== WHAT THE TASK REQUIRES ==
Each entry below is to be given again word for word, with no pictures.

** BEGIN MATERIAL SHOWN **

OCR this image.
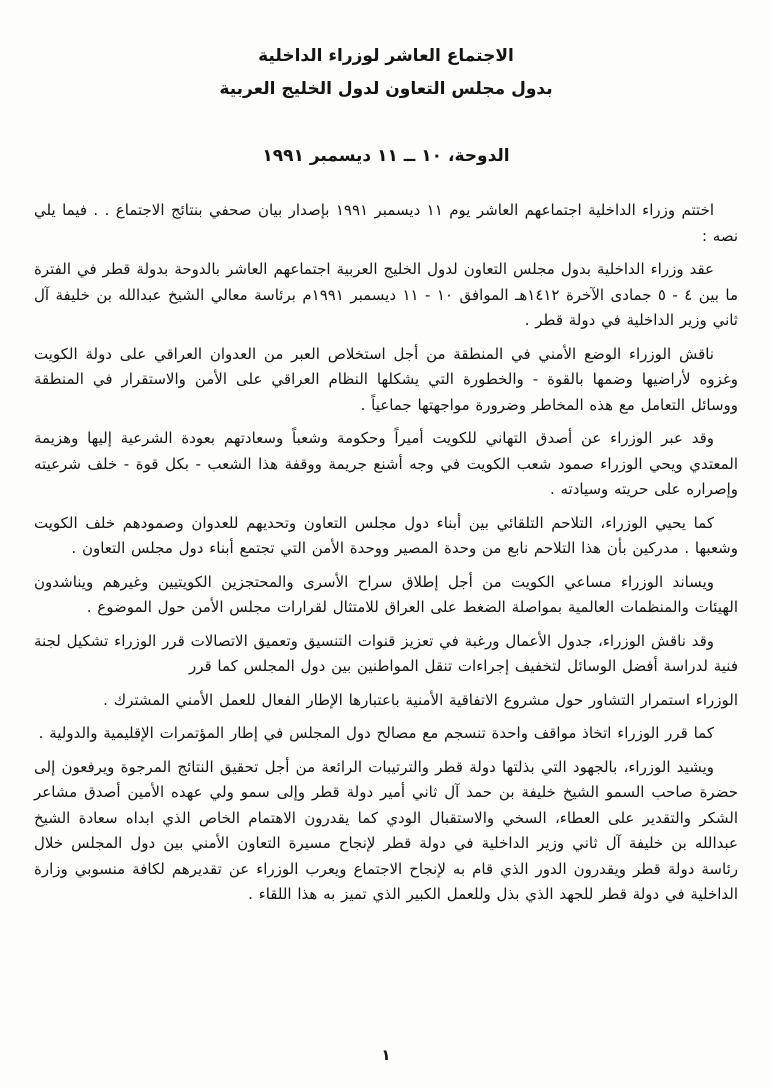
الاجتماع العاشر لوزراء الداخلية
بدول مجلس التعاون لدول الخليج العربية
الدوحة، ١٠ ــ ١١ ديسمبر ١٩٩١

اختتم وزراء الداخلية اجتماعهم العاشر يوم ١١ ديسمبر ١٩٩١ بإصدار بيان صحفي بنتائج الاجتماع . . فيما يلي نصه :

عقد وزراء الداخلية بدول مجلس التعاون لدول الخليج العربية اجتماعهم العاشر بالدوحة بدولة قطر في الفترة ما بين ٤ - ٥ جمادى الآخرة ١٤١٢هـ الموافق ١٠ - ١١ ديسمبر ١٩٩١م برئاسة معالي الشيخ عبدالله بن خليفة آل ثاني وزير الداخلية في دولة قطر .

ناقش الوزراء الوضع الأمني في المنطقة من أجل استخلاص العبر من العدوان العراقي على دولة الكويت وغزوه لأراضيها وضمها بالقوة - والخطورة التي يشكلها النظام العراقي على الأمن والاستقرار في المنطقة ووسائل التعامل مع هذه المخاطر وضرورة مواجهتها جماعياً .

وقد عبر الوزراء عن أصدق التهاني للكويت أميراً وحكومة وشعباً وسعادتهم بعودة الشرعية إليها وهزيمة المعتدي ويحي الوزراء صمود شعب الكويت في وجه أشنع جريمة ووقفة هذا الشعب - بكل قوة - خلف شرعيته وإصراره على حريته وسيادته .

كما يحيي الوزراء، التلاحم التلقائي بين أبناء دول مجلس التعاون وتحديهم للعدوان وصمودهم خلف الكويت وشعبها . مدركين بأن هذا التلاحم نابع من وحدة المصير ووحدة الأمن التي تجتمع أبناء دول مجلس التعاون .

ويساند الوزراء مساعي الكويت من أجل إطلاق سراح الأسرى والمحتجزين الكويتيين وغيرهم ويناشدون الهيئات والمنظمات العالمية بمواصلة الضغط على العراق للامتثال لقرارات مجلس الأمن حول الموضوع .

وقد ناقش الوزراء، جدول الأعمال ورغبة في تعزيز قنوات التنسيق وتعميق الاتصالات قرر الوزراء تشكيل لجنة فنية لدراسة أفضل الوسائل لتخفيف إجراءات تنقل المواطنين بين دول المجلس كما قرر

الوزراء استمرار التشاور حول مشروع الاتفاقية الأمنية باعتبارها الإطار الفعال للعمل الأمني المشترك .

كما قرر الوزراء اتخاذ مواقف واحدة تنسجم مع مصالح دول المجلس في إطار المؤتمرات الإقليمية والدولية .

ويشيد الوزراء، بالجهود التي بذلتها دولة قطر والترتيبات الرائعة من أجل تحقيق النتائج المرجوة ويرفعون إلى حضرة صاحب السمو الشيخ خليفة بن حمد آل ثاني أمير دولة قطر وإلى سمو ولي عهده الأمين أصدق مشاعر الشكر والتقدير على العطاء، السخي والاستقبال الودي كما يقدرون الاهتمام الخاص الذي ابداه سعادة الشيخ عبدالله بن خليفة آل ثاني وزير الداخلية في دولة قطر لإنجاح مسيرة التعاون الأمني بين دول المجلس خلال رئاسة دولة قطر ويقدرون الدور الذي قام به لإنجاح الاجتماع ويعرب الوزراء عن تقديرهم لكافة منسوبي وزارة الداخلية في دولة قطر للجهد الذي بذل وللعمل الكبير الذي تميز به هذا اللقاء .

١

** END MATERIAL SHOWN **

== ANSWER ==
OCR this image.
الاجتماع العاشر لوزراء الداخلية
بدول مجلس التعاون لدول الخليج العربية
الدوحة، ١٠ ــ ١١ ديسمبر ١٩٩١

اختتم وزراء الداخلية اجتماعهم العاشر يوم ١١ ديسمبر ١٩٩١ بإصدار بيان صحفي بنتائج الاجتماع . . فيما يلي نصه :

عقد وزراء الداخلية بدول مجلس التعاون لدول الخليج العربية اجتماعهم العاشر بالدوحة بدولة قطر في الفترة ما بين ٤ - ٥ جمادى الآخرة ١٤١٢هـ الموافق ١٠ - ١١ ديسمبر ١٩٩١م برئاسة معالي الشيخ عبدالله بن خليفة آل ثاني وزير الداخلية في دولة قطر .

ناقش الوزراء الوضع الأمني في المنطقة من أجل استخلاص العبر من العدوان العراقي على دولة الكويت وغزوه لأراضيها وضمها بالقوة - والخطورة التي يشكلها النظام العراقي على الأمن والاستقرار في المنطقة ووسائل التعامل مع هذه المخاطر وضرورة مواجهتها جماعياً .

وقد عبر الوزراء عن أصدق التهاني للكويت أميراً وحكومة وشعباً وسعادتهم بعودة الشرعية إليها وهزيمة المعتدي ويحي الوزراء صمود شعب الكويت في وجه أشنع جريمة ووقفة هذا الشعب - بكل قوة - خلف شرعيته وإصراره على حريته وسيادته .

كما يحيي الوزراء، التلاحم التلقائي بين أبناء دول مجلس التعاون وتحديهم للعدوان وصمودهم خلف الكويت وشعبها . مدركين بأن هذا التلاحم نابع من وحدة المصير ووحدة الأمن التي تجتمع أبناء دول مجلس التعاون .

ويساند الوزراء مساعي الكويت من أجل إطلاق سراح الأسرى والمحتجزين الكويتيين وغيرهم ويناشدون الهيئات والمنظمات العالمية بمواصلة الضغط على العراق للامتثال لقرارات مجلس الأمن حول الموضوع .

وقد ناقش الوزراء، جدول الأعمال ورغبة في تعزيز قنوات التنسيق وتعميق الاتصالات قرر الوزراء تشكيل لجنة فنية لدراسة أفضل الوسائل لتخفيف إجراءات تنقل المواطنين بين دول المجلس كما قرر

الوزراء استمرار التشاور حول مشروع الاتفاقية الأمنية باعتبارها الإطار الفعال للعمل الأمني المشترك .

كما قرر الوزراء اتخاذ مواقف واحدة تنسجم مع مصالح دول المجلس في إطار المؤتمرات الإقليمية والدولية .

ويشيد الوزراء، بالجهود التي بذلتها دولة قطر والترتيبات الرائعة من أجل تحقيق النتائج المرجوة ويرفعون إلى حضرة صاحب السمو الشيخ خليفة بن حمد آل ثاني أمير دولة قطر وإلى سمو ولي عهده الأمين أصدق مشاعر الشكر والتقدير على العطاء، السخي والاستقبال الودي كما يقدرون الاهتمام الخاص الذي ابداه سعادة الشيخ عبدالله بن خليفة آل ثاني وزير الداخلية في دولة قطر لإنجاح مسيرة التعاون الأمني بين دول المجلس خلال رئاسة دولة قطر ويقدرون الدور الذي قام به لإنجاح الاجتماع ويعرب الوزراء عن تقديرهم لكافة منسوبي وزارة الداخلية في دولة قطر للجهد الذي بذل وللعمل الكبير الذي تميز به هذا اللقاء .

١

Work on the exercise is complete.